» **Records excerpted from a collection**
⟨

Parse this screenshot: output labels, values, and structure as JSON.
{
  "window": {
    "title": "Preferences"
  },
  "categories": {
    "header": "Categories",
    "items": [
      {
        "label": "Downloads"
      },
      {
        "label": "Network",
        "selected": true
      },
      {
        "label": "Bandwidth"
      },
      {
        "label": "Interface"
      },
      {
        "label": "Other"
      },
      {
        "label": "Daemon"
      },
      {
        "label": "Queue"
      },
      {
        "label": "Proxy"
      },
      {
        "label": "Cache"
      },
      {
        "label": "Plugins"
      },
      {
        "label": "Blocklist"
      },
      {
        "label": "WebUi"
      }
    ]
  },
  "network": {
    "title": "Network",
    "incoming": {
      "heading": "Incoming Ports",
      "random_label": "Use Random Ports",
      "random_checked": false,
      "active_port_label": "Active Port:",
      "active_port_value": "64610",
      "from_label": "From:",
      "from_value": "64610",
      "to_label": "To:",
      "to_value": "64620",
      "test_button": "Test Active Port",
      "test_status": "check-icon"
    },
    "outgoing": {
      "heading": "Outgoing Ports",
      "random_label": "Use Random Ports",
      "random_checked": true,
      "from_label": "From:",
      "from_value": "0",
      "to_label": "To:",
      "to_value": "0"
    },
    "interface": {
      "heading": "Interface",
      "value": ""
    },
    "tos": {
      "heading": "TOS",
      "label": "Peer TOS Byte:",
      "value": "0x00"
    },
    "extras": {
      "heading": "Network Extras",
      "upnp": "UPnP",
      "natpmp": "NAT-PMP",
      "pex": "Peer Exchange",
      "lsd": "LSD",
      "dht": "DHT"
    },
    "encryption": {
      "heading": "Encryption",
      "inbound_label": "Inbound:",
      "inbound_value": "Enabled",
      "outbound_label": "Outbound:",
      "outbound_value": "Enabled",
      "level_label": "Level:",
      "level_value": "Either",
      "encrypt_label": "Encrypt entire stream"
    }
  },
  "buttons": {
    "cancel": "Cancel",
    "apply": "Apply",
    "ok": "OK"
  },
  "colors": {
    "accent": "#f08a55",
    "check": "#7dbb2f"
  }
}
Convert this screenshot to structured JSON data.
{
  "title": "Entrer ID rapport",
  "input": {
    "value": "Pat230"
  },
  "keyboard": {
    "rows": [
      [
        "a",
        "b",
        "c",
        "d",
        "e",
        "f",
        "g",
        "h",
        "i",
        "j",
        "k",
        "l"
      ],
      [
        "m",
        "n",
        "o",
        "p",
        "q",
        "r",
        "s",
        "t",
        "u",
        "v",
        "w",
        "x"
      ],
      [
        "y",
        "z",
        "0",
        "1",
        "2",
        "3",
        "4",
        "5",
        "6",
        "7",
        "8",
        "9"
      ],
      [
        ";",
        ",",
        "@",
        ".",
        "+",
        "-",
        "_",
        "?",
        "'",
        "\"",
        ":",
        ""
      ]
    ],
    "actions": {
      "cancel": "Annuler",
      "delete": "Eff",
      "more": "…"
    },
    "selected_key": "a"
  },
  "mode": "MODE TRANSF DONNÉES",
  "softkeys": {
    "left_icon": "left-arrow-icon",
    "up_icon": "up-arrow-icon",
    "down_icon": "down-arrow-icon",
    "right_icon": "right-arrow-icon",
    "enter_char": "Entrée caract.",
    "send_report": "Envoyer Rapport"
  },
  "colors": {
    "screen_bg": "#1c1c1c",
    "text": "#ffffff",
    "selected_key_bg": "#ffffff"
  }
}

⟩

» **WRITTEN REQUEST**
Each line above is to be repeated exactly.

» **COMPLETE ANSWER**
Parse this screenshot: output labels, values, and structure as JSON.
{
  "window": {
    "title": "Preferences"
  },
  "categories": {
    "header": "Categories",
    "items": [
      {
        "label": "Downloads"
      },
      {
        "label": "Network",
        "selected": true
      },
      {
        "label": "Bandwidth"
      },
      {
        "label": "Interface"
      },
      {
        "label": "Other"
      },
      {
        "label": "Daemon"
      },
      {
        "label": "Queue"
      },
      {
        "label": "Proxy"
      },
      {
        "label": "Cache"
      },
      {
        "label": "Plugins"
      },
      {
        "label": "Blocklist"
      },
      {
        "label": "WebUi"
      }
    ]
  },
  "network": {
    "title": "Network",
    "incoming": {
      "heading": "Incoming Ports",
      "random_label": "Use Random Ports",
      "random_checked": false,
      "active_port_label": "Active Port:",
      "active_port_value": "64610",
      "from_label": "From:",
      "from_value": "64610",
      "to_label": "To:",
      "to_value": "64620",
      "test_button": "Test Active Port",
      "test_status": "check-icon"
    },
    "outgoing": {
      "heading": "Outgoing Ports",
      "random_label": "Use Random Ports",
      "random_checked": true,
      "from_label": "From:",
      "from_value": "0",
      "to_label": "To:",
      "to_value": "0"
    },
    "interface": {
      "heading": "Interface",
      "value": ""
    },
    "tos": {
      "heading": "TOS",
      "label": "Peer TOS Byte:",
      "value": "0x00"
    },
    "extras": {
      "heading": "Network Extras",
      "upnp": "UPnP",
      "natpmp": "NAT-PMP",
      "pex": "Peer Exchange",
      "lsd": "LSD",
      "dht": "DHT"
    },
    "encryption": {
      "heading": "Encryption",
      "inbound_label": "Inbound:",
      "inbound_value": "Enabled",
      "outbound_label": "Outbound:",
      "outbound_value": "Enabled",
      "level_label": "Level:",
      "level_value": "Either",
      "encrypt_label": "Encrypt entire stream"
    }
  },
  "buttons": {
    "cancel": "Cancel",
    "apply": "Apply",
    "ok": "OK"
  },
  "colors": {
    "accent": "#f08a55",
    "check": "#7dbb2f"
  }
}
Convert this screenshot to structured JSON data.
{
  "title": "Entrer ID rapport",
  "input": {
    "value": "Pat230"
  },
  "keyboard": {
    "rows": [
      [
        "a",
        "b",
        "c",
        "d",
        "e",
        "f",
        "g",
        "h",
        "i",
        "j",
        "k",
        "l"
      ],
      [
        "m",
        "n",
        "o",
        "p",
        "q",
        "r",
        "s",
        "t",
        "u",
        "v",
        "w",
        "x"
      ],
      [
        "y",
        "z",
        "0",
        "1",
        "2",
        "3",
        "4",
        "5",
        "6",
        "7",
        "8",
        "9"
      ],
      [
        ";",
        ",",
        "@",
        ".",
        "+",
        "-",
        "_",
        "?",
        "'",
        "\"",
        ":",
        ""
      ]
    ],
    "actions": {
      "cancel": "Annuler",
      "delete": "Eff",
      "more": "…"
    },
    "selected_key": "a"
  },
  "mode": "MODE TRANSF DONNÉES",
  "softkeys": {
    "left_icon": "left-arrow-icon",
    "up_icon": "up-arrow-icon",
    "down_icon": "down-arrow-icon",
    "right_icon": "right-arrow-icon",
    "enter_char": "Entrée caract.",
    "send_report": "Envoyer Rapport"
  },
  "colors": {
    "screen_bg": "#1c1c1c",
    "text": "#ffffff",
    "selected_key_bg": "#ffffff"
  }
}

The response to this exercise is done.